(Data extracted from a collection)
■ ■ ■ ■ ■
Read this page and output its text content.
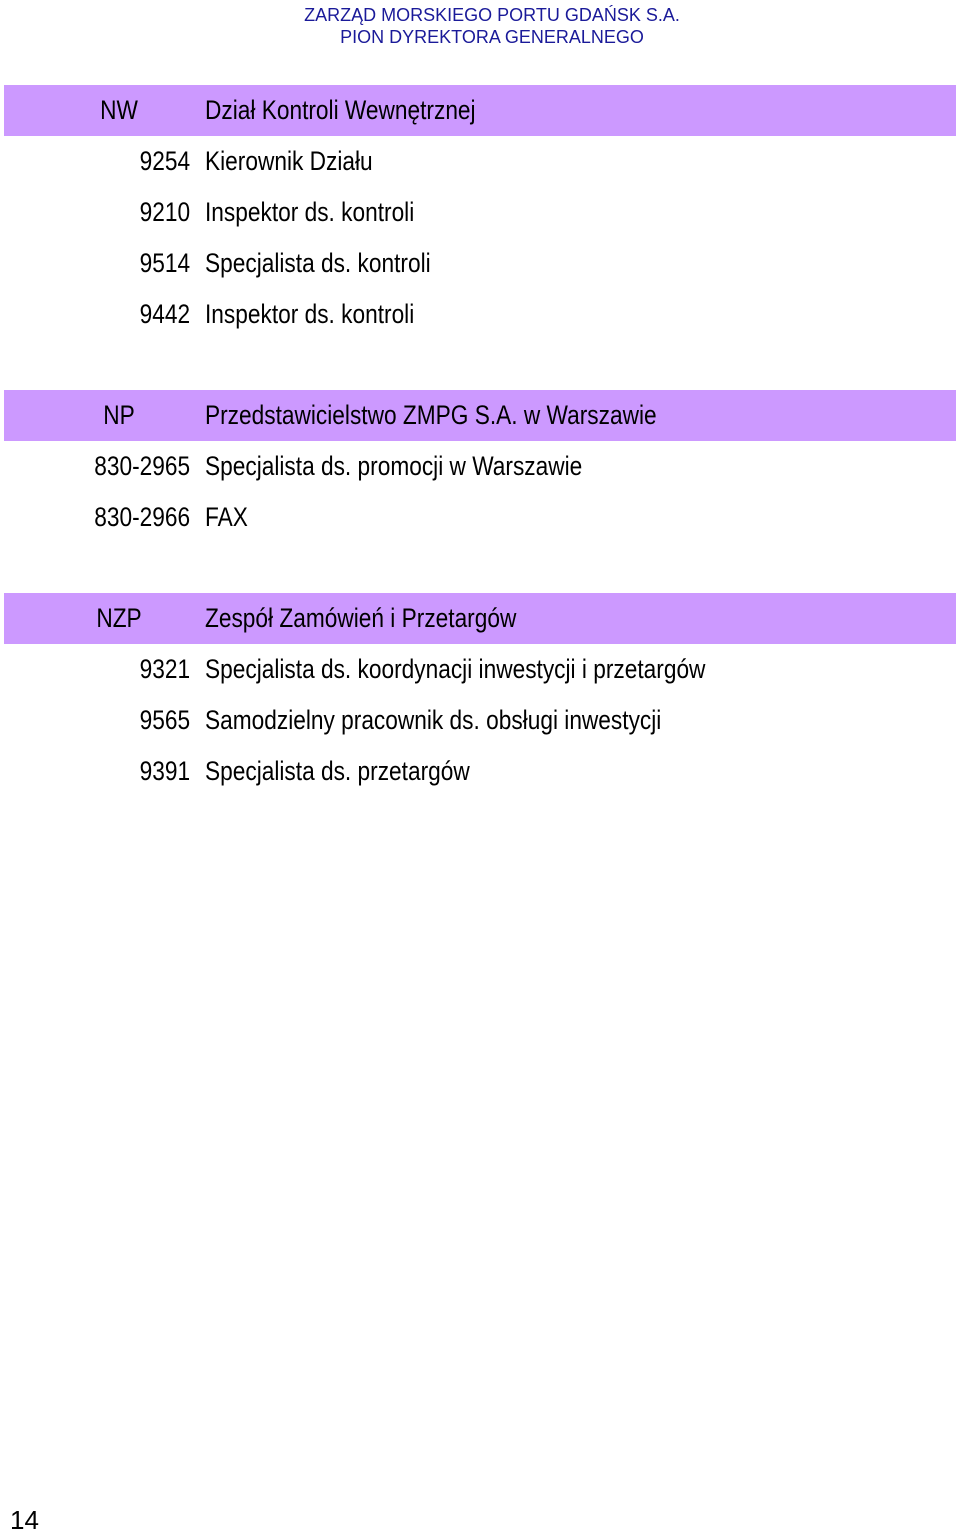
ZARZĄD MORSKIEGO PORTU GDAŃSK S.A.
PION DYREKTORA GENERALNEGO
NW	Dział Kontroli Wewnętrznej
9254 Kierownik Działu
9210 Inspektor ds. kontroli
9514 Specjalista ds. kontroli
9442 Inspektor ds. kontroli
NP	Przedstawicielstwo ZMPG S.A. w Warszawie
830-2965 Specjalista ds. promocji w Warszawie
830-2966 FAX
NZP	Zespół Zamówień i Przetargów
9321 Specjalista ds. koordynacji inwestycji i przetargów
9565 Samodzielny pracownik ds. obsługi inwestycji
9391 Specjalista ds. przetargów
14
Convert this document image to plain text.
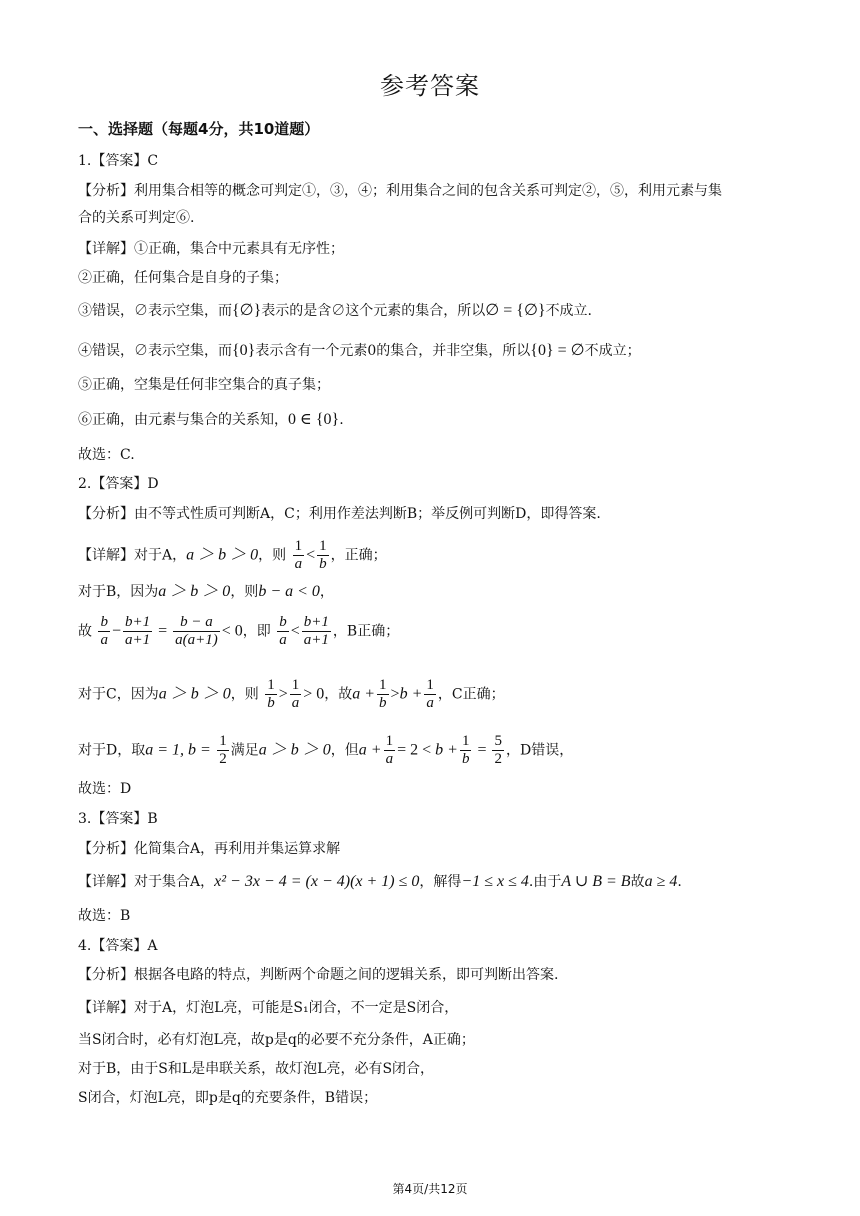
参考答案
一、选择题（每题4分，共10道题）
1.【答案】C
【分析】利用集合相等的概念可判定①，③，④；利用集合之间的包含关系可判定②，⑤，利用元素与集
合的关系可判定⑥.
【详解】①正确，集合中元素具有无序性；
②正确，任何集合是自身的子集；
③错误，∅表示空集，而{∅}表示的是含∅这个元素的集合，所以∅ = {∅}不成立.
④错误，∅表示空集，而{0}表示含有一个元素0的集合，并非空集，所以{0} = ∅不成立；
⑤正确，空集是任何非空集合的真子集；
⑥正确，由元素与集合的关系知，0 ∈ {0}.
故选：C.
2.【答案】D
【分析】由不等式性质可判断A，C；利用作差法判断B；举反例可判断D，即得答案.
【详解】对于A，a ＞ b ＞ 0，则 $\frac{1}{a} < \frac{1}{b}$ ，正确；
对于B，因为a ＞ b ＞ 0，则b − a < 0，
故 $\frac{b}{a} - \frac{b+1}{a+1} = \frac{b - a}{a(a+1)} < 0$，即 $\frac{b}{a} < \frac{b+1}{a+1}$ ，B正确；
对于C，因为a ＞ b ＞ 0，则 $\frac{1}{b} > \frac{1}{a} > 0$，故$a + \frac{1}{b} >b + \frac{1}{a}$ ，C正确；
对于D，取a = 1, $b = \frac{1}{2}$ 满足a ＞ b ＞ 0，但$a + \frac{1}{a} = 2 < b + \frac{1}{b} = \frac{5}{2}$ ，D错误，
故选：D
3.【答案】B
【分析】化简集合A，再利用并集运算求解
【详解】对于集合A，x² − 3x − 4 = (x − 4)(x + 1) ≤ 0，解得−1 ≤ x ≤ 4.由于A ∪ B = B故a ≥ 4.
故选：B
4.【答案】A
【分析】根据各电路的特点，判断两个命题之间的逻辑关系，即可判断出答案.
【详解】对于A，灯泡L亮，可能是S₁闭合，不一定是S闭合，
当S闭合时，必有灯泡L亮，故p是q的必要不充分条件，A正确；
对于B，由于S和L是串联关系，故灯泡L亮，必有S闭合，
S闭合，灯泡L亮，即p是q的充要条件，B错误；
第4页/共12页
■ ■ ■ ■ ■
§ **What you have to do**: Select and copy each line from the data that includes the word "表示空集".

§ **Result of this exercise**:
③错误，∅表示空集，而{∅}表示的是含∅这个元素的集合，所以∅ = {∅}不成立.
④错误，∅表示空集，而{0}表示含有一个元素0的集合，并非空集，所以{0} = ∅不成立；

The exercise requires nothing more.